• OBJECTIVE:
Go through the data and copy every line exactly, but not the images.
— begin —
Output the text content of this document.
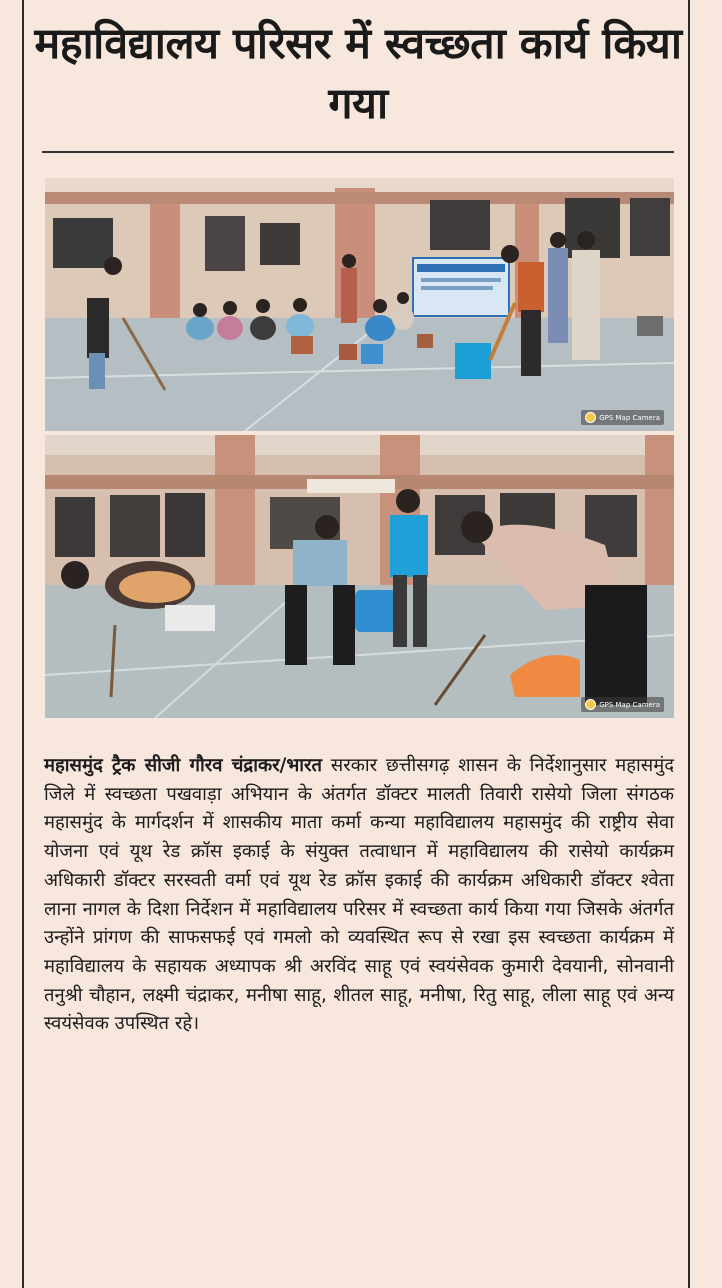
महाविद्यालय परिसर में स्वच्छता कार्य किया गया
GPS Map Camera
GPS Map Camera

महासमुंद ट्रैक सीजी गौरव चंद्राकर/भारत सरकार छत्तीसगढ़ शासन के निर्देशानुसार महासमुंद जिले में स्वच्छता पखवाड़ा अभियान के अंतर्गत डॉक्टर मालती तिवारी रासेयो जिला संगठक महासमुंद के मार्गदर्शन में शासकीय माता कर्मा कन्या महाविद्यालय महासमुंद की राष्ट्रीय सेवा योजना एवं यूथ रेड क्रॉस इकाई के संयुक्त तत्वाधान में महाविद्यालय की रासेयो कार्यक्रम अधिकारी डॉक्टर सरस्वती वर्मा एवं यूथ रेड क्रॉस इकाई की कार्यक्रम अधिकारी डॉक्टर श्वेता लाना नागल के दिशा निर्देशन में महाविद्यालय परिसर में स्वच्छता कार्य किया गया जिसके अंतर्गत उन्होंने प्रांगण की साफसफई एवं गमलो को व्यवस्थित रूप से रखा इस स्वच्छता कार्यक्रम में महाविद्यालय के सहायक अध्यापक श्री अरविंद साहू एवं स्वयंसेवक कुमारी देवयानी, सोनवानी तनुश्री चौहान, लक्ष्मी चंद्राकर, मनीषा साहू, शीतल साहू, मनीषा, रितु साहू, लीला साहू एवं अन्य स्वयंसेवक उपस्थित रहे।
— end —
• TASK ANSWER:
Output the text content of this document.
महाविद्यालय परिसर में स्वच्छता कार्य किया गया
GPS Map Camera
GPS Map Camera

महासमुंद ट्रैक सीजी गौरव चंद्राकर/भारत सरकार छत्तीसगढ़ शासन के निर्देशानुसार महासमुंद जिले में स्वच्छता पखवाड़ा अभियान के अंतर्गत डॉक्टर मालती तिवारी रासेयो जिला संगठक महासमुंद के मार्गदर्शन में शासकीय माता कर्मा कन्या महाविद्यालय महासमुंद की राष्ट्रीय सेवा योजना एवं यूथ रेड क्रॉस इकाई के संयुक्त तत्वाधान में महाविद्यालय की रासेयो कार्यक्रम अधिकारी डॉक्टर सरस्वती वर्मा एवं यूथ रेड क्रॉस इकाई की कार्यक्रम अधिकारी डॉक्टर श्वेता लाना नागल के दिशा निर्देशन में महाविद्यालय परिसर में स्वच्छता कार्य किया गया जिसके अंतर्गत उन्होंने प्रांगण की साफसफई एवं गमलो को व्यवस्थित रूप से रखा इस स्वच्छता कार्यक्रम में महाविद्यालय के सहायक अध्यापक श्री अरविंद साहू एवं स्वयंसेवक कुमारी देवयानी, सोनवानी तनुश्री चौहान, लक्ष्मी चंद्राकर, मनीषा साहू, शीतल साहू, मनीषा, रितु साहू, लीला साहू एवं अन्य स्वयंसेवक उपस्थित रहे।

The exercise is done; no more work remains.